-- BEGIN MATERIALS PROVIDED --

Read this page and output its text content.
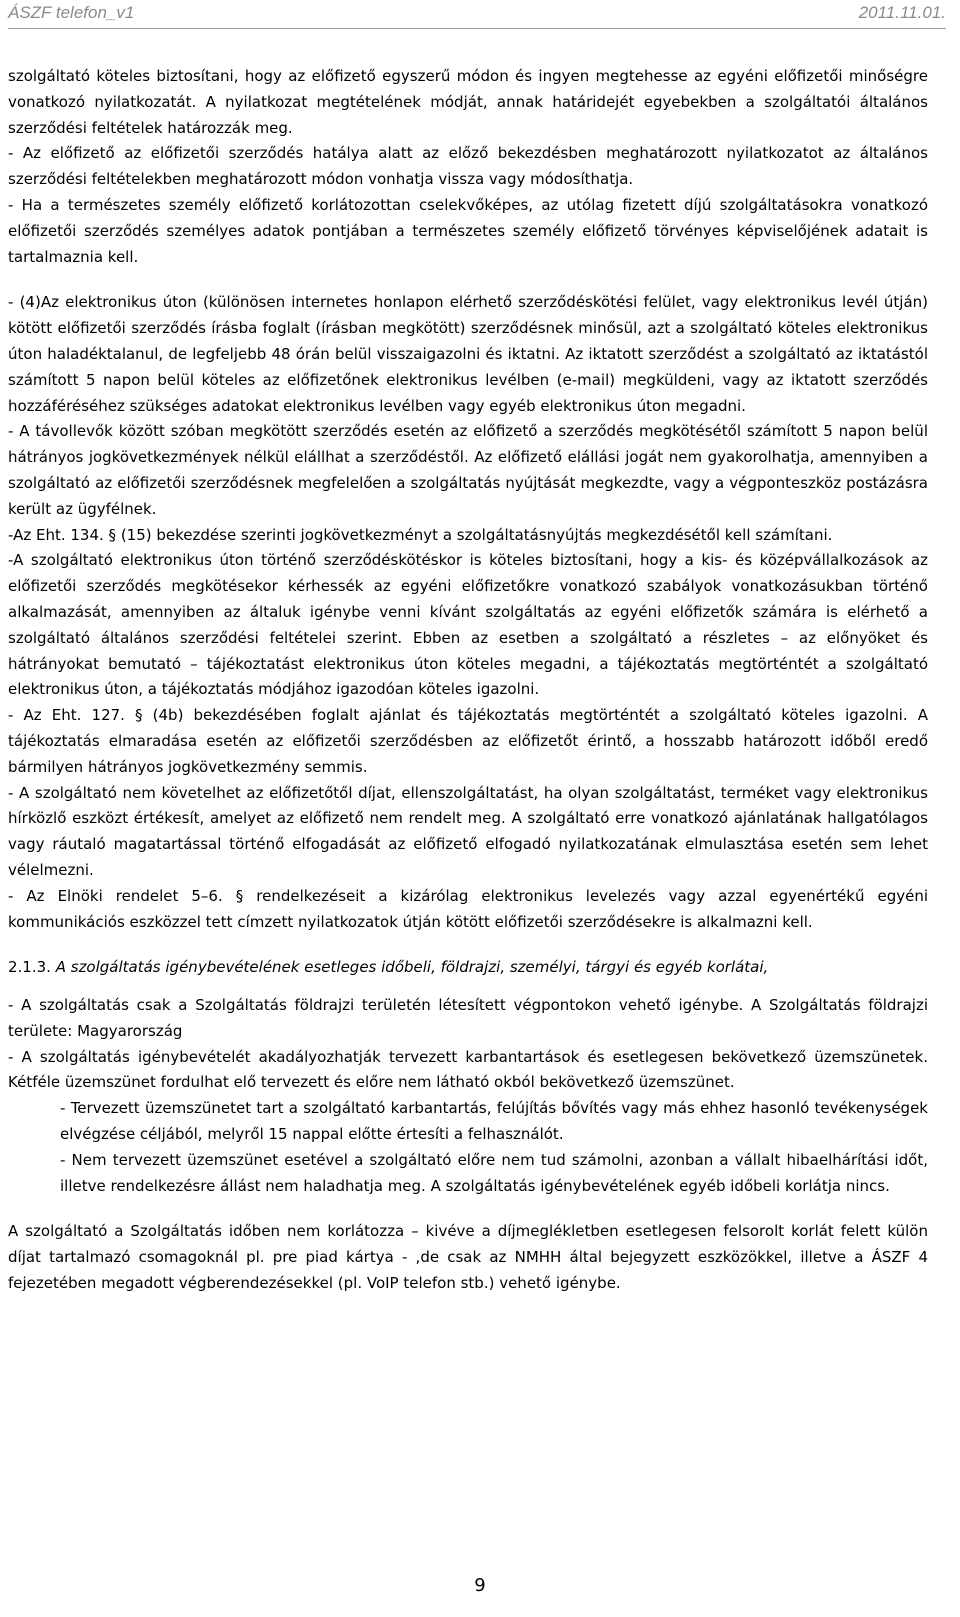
ÁSZF telefon_v1	2011.11.01.

szolgáltató köteles biztosítani, hogy az előfizető egyszerű módon és ingyen megtehesse az egyéni előfizetői minőségre vonatkozó nyilatkozatát. A nyilatkozat megtételének módját, annak határidejét egyebekben a szolgáltatói általános szerződési feltételek határozzák meg.

- Az előfizető az előfizetői szerződés hatálya alatt az előző bekezdésben meghatározott nyilatkozatot az általános szerződési feltételekben meghatározott módon vonhatja vissza vagy módosíthatja.

- Ha a természetes személy előfizető korlátozottan cselekvőképes, az utólag fizetett díjú szolgáltatásokra vonatkozó előfizetői szerződés személyes adatok pontjában a természetes személy előfizető törvényes képviselőjének adatait is tartalmaznia kell.

- (4)Az elektronikus úton (különösen internetes honlapon elérhető szerződéskötési felület, vagy elektronikus levél útján) kötött előfizetői szerződés írásba foglalt (írásban megkötött) szerződésnek minősül, azt a szolgáltató köteles elektronikus úton haladéktalanul, de legfeljebb 48 órán belül visszaigazolni és iktatni. Az iktatott szerződést a szolgáltató az iktatástól számított 5 napon belül köteles az előfizetőnek elektronikus levélben (e-mail) megküldeni, vagy az iktatott szerződés hozzáféréséhez szükséges adatokat elektronikus levélben vagy egyéb elektronikus úton megadni.

- A távollevők között szóban megkötött szerződés esetén az előfizető a szerződés megkötésétől számított 5 napon belül hátrányos jogkövetkezmények nélkül elállhat a szerződéstől. Az előfizető elállási jogát nem gyakorolhatja, amennyiben a szolgáltató az előfizetői szerződésnek megfelelően a szolgáltatás nyújtását megkezdte, vagy a végponteszköz postázásra került az ügyfélnek.

-Az Eht. 134. § (15) bekezdése szerinti jogkövetkezményt a szolgáltatásnyújtás megkezdésétől kell számítani.

-A szolgáltató elektronikus úton történő szerződéskötéskor is köteles biztosítani, hogy a kis- és középvállalkozások az előfizetői szerződés megkötésekor kérhessék az egyéni előfizetőkre vonatkozó szabályok vonatkozásukban történő alkalmazását, amennyiben az általuk igénybe venni kívánt szolgáltatás az egyéni előfizetők számára is elérhető a szolgáltató általános szerződési feltételei szerint. Ebben az esetben a szolgáltató a részletes – az előnyöket és hátrányokat bemutató – tájékoztatást elektronikus úton köteles megadni, a tájékoztatás megtörténtét a szolgáltató elektronikus úton, a tájékoztatás módjához igazodóan köteles igazolni.

- Az Eht. 127. § (4b) bekezdésében foglalt ajánlat és tájékoztatás megtörténtét a szolgáltató köteles igazolni. A tájékoztatás elmaradása esetén az előfizetői szerződésben az előfizetőt érintő, a hosszabb határozott időből eredő bármilyen hátrányos jogkövetkezmény semmis.

- A szolgáltató nem követelhet az előfizetőtől díjat, ellenszolgáltatást, ha olyan szolgáltatást, terméket vagy elektronikus hírközlő eszközt értékesít, amelyet az előfizető nem rendelt meg. A szolgáltató erre vonatkozó ajánlatának hallgatólagos vagy ráutaló magatartással történő elfogadását az előfizető elfogadó nyilatkozatának elmulasztása esetén sem lehet vélelmezni.

- Az Elnöki rendelet 5–6. § rendelkezéseit a kizárólag elektronikus levelezés vagy azzal egyenértékű egyéni kommunikációs eszközzel tett címzett nyilatkozatok útján kötött előfizetői szerződésekre is alkalmazni kell.

2.1.3. A szolgáltatás igénybevételének esetleges időbeli, földrajzi, személyi, tárgyi és egyéb korlátai,

- A szolgáltatás csak a Szolgáltatás földrajzi területén létesített végpontokon vehető igénybe. A Szolgáltatás földrajzi területe: Magyarország

- A szolgáltatás igénybevételét akadályozhatják tervezett karbantartások és esetlegesen bekövetkező üzemszünetek. Kétféle üzemszünet fordulhat elő tervezett és előre nem látható okból bekövetkező üzemszünet.

- Tervezett üzemszünetet tart a szolgáltató karbantartás, felújítás bővítés vagy más ehhez hasonló tevékenységek elvégzése céljából, melyről 15 nappal előtte értesíti a felhasználót.

- Nem tervezett üzemszünet esetével a szolgáltató előre nem tud számolni, azonban a vállalt hibaelhárítási időt, illetve rendelkezésre állást nem haladhatja meg. A szolgáltatás igénybevételének egyéb időbeli korlátja nincs.

A szolgáltató a Szolgáltatás időben nem korlátozza – kivéve a díjmeglékletben esetlegesen felsorolt korlát felett külön díjat tartalmazó csomagoknál pl. pre piad kártya - ,de csak az NMHH által bejegyzett eszközökkel, illetve a ÁSZF 4 fejezetében megadott végberendezésekkel (pl. VoIP telefon stb.) vehető igénybe.

9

-- END MATERIALS PROVIDED --

#### WHAT TO PRODUCE:
Output an exact copy of the material, with the pictures removed.

#### REPLY TO THE EXERCISE:
Read this page and output its text content.
ÁSZF telefon_v1	2011.11.01.

szolgáltató köteles biztosítani, hogy az előfizető egyszerű módon és ingyen megtehesse az egyéni előfizetői minőségre vonatkozó nyilatkozatát. A nyilatkozat megtételének módját, annak határidejét egyebekben a szolgáltatói általános szerződési feltételek határozzák meg.

- Az előfizető az előfizetői szerződés hatálya alatt az előző bekezdésben meghatározott nyilatkozatot az általános szerződési feltételekben meghatározott módon vonhatja vissza vagy módosíthatja.

- Ha a természetes személy előfizető korlátozottan cselekvőképes, az utólag fizetett díjú szolgáltatásokra vonatkozó előfizetői szerződés személyes adatok pontjában a természetes személy előfizető törvényes képviselőjének adatait is tartalmaznia kell.

- (4)Az elektronikus úton (különösen internetes honlapon elérhető szerződéskötési felület, vagy elektronikus levél útján) kötött előfizetői szerződés írásba foglalt (írásban megkötött) szerződésnek minősül, azt a szolgáltató köteles elektronikus úton haladéktalanul, de legfeljebb 48 órán belül visszaigazolni és iktatni. Az iktatott szerződést a szolgáltató az iktatástól számított 5 napon belül köteles az előfizetőnek elektronikus levélben (e-mail) megküldeni, vagy az iktatott szerződés hozzáféréséhez szükséges adatokat elektronikus levélben vagy egyéb elektronikus úton megadni.

- A távollevők között szóban megkötött szerződés esetén az előfizető a szerződés megkötésétől számított 5 napon belül hátrányos jogkövetkezmények nélkül elállhat a szerződéstől. Az előfizető elállási jogát nem gyakorolhatja, amennyiben a szolgáltató az előfizetői szerződésnek megfelelően a szolgáltatás nyújtását megkezdte, vagy a végponteszköz postázásra került az ügyfélnek.

-Az Eht. 134. § (15) bekezdése szerinti jogkövetkezményt a szolgáltatásnyújtás megkezdésétől kell számítani.

-A szolgáltató elektronikus úton történő szerződéskötéskor is köteles biztosítani, hogy a kis- és középvállalkozások az előfizetői szerződés megkötésekor kérhessék az egyéni előfizetőkre vonatkozó szabályok vonatkozásukban történő alkalmazását, amennyiben az általuk igénybe venni kívánt szolgáltatás az egyéni előfizetők számára is elérhető a szolgáltató általános szerződési feltételei szerint. Ebben az esetben a szolgáltató a részletes – az előnyöket és hátrányokat bemutató – tájékoztatást elektronikus úton köteles megadni, a tájékoztatás megtörténtét a szolgáltató elektronikus úton, a tájékoztatás módjához igazodóan köteles igazolni.

- Az Eht. 127. § (4b) bekezdésében foglalt ajánlat és tájékoztatás megtörténtét a szolgáltató köteles igazolni. A tájékoztatás elmaradása esetén az előfizetői szerződésben az előfizetőt érintő, a hosszabb határozott időből eredő bármilyen hátrányos jogkövetkezmény semmis.

- A szolgáltató nem követelhet az előfizetőtől díjat, ellenszolgáltatást, ha olyan szolgáltatást, terméket vagy elektronikus hírközlő eszközt értékesít, amelyet az előfizető nem rendelt meg. A szolgáltató erre vonatkozó ajánlatának hallgatólagos vagy ráutaló magatartással történő elfogadását az előfizető elfogadó nyilatkozatának elmulasztása esetén sem lehet vélelmezni.

- Az Elnöki rendelet 5–6. § rendelkezéseit a kizárólag elektronikus levelezés vagy azzal egyenértékű egyéni kommunikációs eszközzel tett címzett nyilatkozatok útján kötött előfizetői szerződésekre is alkalmazni kell.

2.1.3. A szolgáltatás igénybevételének esetleges időbeli, földrajzi, személyi, tárgyi és egyéb korlátai,

- A szolgáltatás csak a Szolgáltatás földrajzi területén létesített végpontokon vehető igénybe. A Szolgáltatás földrajzi területe: Magyarország

- A szolgáltatás igénybevételét akadályozhatják tervezett karbantartások és esetlegesen bekövetkező üzemszünetek. Kétféle üzemszünet fordulhat elő tervezett és előre nem látható okból bekövetkező üzemszünet.

- Tervezett üzemszünetet tart a szolgáltató karbantartás, felújítás bővítés vagy más ehhez hasonló tevékenységek elvégzése céljából, melyről 15 nappal előtte értesíti a felhasználót.

- Nem tervezett üzemszünet esetével a szolgáltató előre nem tud számolni, azonban a vállalt hibaelhárítási időt, illetve rendelkezésre állást nem haladhatja meg. A szolgáltatás igénybevételének egyéb időbeli korlátja nincs.

A szolgáltató a Szolgáltatás időben nem korlátozza – kivéve a díjmeglékletben esetlegesen felsorolt korlát felett külön díjat tartalmazó csomagoknál pl. pre piad kártya - ,de csak az NMHH által bejegyzett eszközökkel, illetve a ÁSZF 4 fejezetében megadott végberendezésekkel (pl. VoIP telefon stb.) vehető igénybe.

9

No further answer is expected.